- _Exercise details_
Return all lines from the listing below in which the string "part" occurs.

─── Raw records ───

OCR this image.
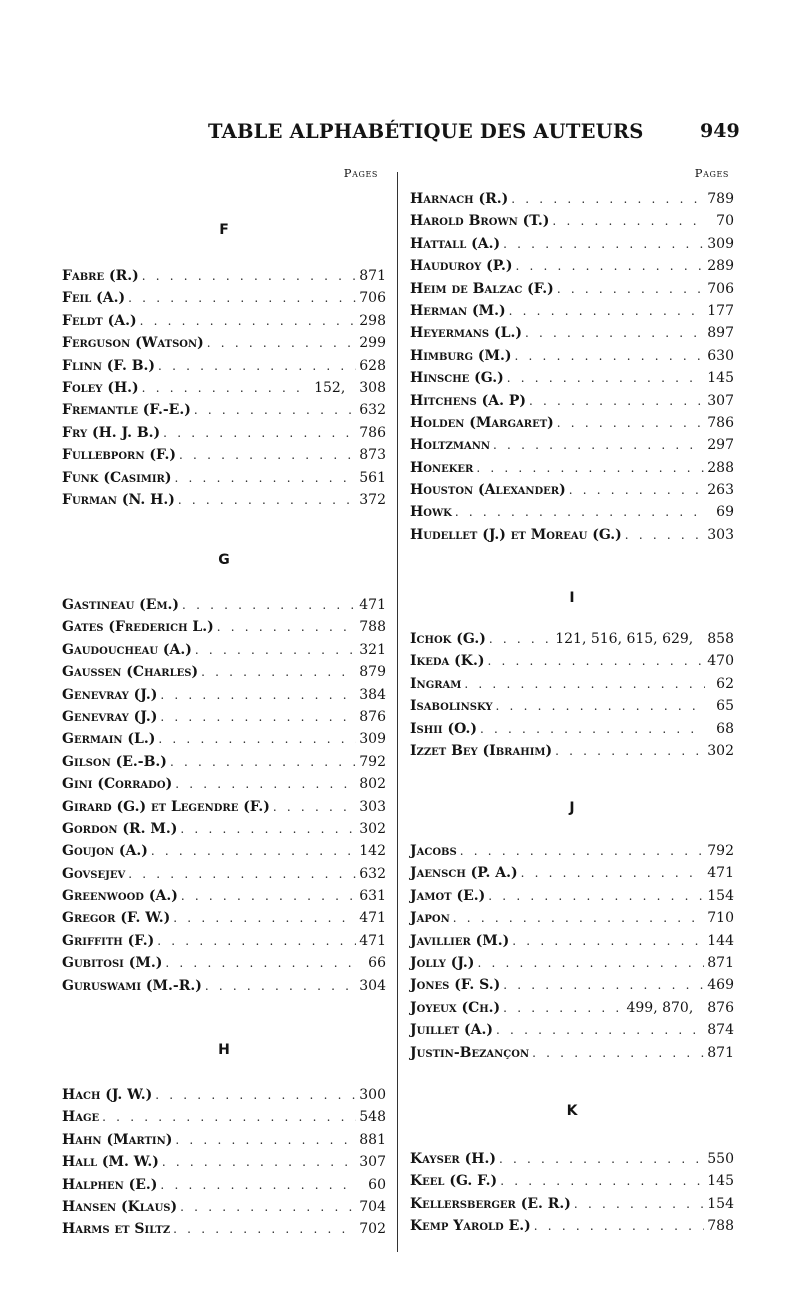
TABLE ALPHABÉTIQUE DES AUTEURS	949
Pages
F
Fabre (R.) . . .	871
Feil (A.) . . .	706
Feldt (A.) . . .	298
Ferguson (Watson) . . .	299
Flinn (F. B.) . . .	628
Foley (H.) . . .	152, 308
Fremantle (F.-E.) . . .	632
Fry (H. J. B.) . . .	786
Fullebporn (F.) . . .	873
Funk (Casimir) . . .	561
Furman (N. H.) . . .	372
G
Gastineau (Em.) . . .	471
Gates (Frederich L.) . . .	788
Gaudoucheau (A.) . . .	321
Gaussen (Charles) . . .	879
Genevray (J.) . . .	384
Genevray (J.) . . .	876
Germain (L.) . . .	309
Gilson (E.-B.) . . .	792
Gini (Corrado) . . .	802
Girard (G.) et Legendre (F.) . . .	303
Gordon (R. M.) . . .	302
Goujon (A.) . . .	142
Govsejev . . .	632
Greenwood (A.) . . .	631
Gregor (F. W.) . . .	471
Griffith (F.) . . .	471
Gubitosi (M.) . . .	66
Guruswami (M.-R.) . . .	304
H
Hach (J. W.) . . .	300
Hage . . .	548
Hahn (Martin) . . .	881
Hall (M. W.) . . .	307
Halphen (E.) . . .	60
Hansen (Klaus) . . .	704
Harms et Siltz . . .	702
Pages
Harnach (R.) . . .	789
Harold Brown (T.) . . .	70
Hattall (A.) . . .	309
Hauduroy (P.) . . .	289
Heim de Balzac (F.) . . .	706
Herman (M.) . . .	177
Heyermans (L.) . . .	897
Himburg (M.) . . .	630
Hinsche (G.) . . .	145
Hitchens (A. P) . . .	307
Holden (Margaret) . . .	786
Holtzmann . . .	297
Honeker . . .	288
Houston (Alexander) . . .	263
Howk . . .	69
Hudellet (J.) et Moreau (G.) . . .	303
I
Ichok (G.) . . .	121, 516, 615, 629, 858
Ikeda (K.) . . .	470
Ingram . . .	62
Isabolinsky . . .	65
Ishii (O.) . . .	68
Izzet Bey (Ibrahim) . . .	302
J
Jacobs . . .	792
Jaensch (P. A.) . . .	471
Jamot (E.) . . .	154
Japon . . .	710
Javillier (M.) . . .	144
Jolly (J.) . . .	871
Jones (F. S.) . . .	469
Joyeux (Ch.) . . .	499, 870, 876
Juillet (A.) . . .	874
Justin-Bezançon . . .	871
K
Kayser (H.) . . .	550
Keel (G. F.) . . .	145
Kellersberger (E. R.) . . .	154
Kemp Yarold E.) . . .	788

───
─── Raw records ───

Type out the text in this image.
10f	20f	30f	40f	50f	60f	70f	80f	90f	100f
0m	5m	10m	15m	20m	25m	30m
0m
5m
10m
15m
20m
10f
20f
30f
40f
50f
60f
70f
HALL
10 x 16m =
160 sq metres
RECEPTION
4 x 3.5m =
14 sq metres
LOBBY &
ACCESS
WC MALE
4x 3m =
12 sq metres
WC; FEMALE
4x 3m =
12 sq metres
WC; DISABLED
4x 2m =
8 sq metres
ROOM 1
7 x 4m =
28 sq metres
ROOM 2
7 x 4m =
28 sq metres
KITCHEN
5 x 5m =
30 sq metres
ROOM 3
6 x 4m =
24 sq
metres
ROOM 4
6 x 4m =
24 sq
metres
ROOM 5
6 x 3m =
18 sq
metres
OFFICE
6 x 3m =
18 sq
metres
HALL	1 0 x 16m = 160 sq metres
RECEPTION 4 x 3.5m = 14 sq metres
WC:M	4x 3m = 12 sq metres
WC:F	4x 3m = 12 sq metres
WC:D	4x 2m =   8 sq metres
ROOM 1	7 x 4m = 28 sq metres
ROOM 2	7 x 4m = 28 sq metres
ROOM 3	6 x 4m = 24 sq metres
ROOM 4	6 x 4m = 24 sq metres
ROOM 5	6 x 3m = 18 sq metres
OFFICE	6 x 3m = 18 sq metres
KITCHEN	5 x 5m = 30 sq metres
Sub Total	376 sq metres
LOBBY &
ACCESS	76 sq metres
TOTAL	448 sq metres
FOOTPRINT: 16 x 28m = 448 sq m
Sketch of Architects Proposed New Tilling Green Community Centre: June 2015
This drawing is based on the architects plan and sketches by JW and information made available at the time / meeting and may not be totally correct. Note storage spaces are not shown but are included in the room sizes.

───
─── Raw records ───

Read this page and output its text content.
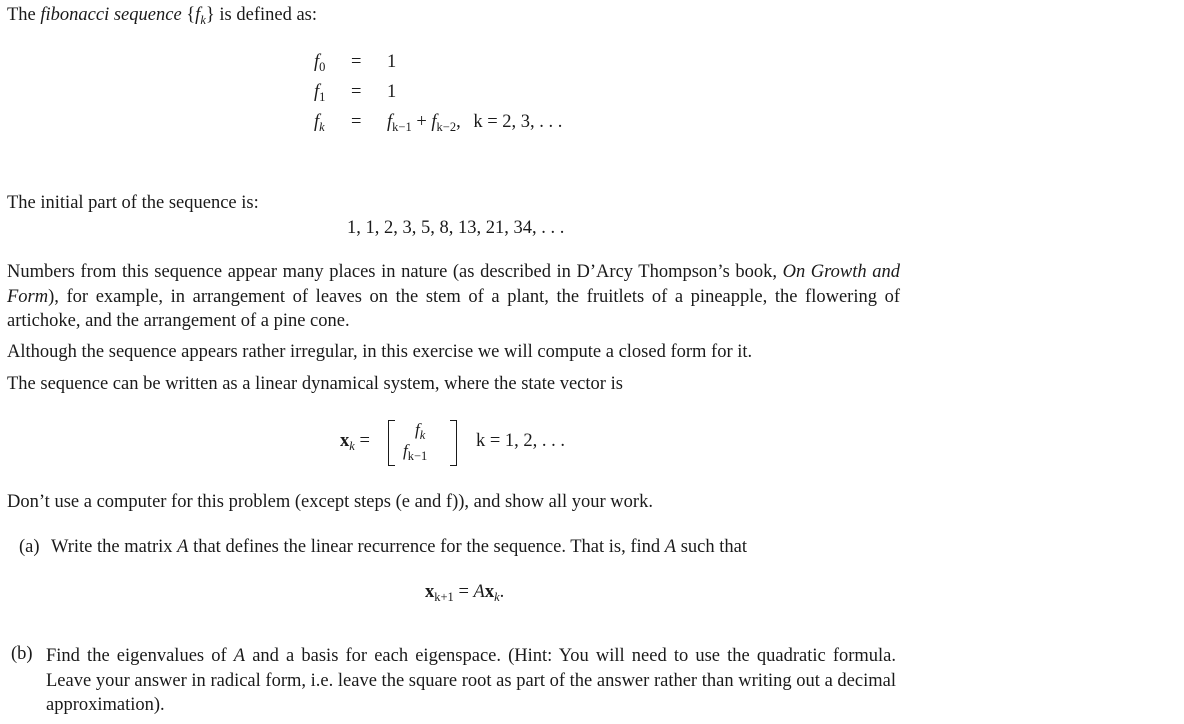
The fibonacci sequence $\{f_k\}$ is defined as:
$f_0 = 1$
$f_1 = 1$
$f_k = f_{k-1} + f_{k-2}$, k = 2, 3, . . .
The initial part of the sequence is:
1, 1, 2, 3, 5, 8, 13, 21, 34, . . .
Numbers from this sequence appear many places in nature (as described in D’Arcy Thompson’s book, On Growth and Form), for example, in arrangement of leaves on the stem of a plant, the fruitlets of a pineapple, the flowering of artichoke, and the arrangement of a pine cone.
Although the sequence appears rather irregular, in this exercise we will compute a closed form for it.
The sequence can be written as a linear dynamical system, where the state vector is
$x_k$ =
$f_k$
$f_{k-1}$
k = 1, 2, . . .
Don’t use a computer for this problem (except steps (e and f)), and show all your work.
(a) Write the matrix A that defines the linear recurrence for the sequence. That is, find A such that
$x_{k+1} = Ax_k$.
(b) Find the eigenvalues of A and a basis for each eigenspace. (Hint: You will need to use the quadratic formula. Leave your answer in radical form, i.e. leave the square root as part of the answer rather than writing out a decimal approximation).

───

- _Written response_
The initial part of the sequence is:
(b) Find the eigenvalues of A and a basis for each eigenspace. (Hint: You will need to use the quadratic formula. Leave your answer in radical form, i.e. leave the square root as part of the answer rather than writing out a decimal approximation).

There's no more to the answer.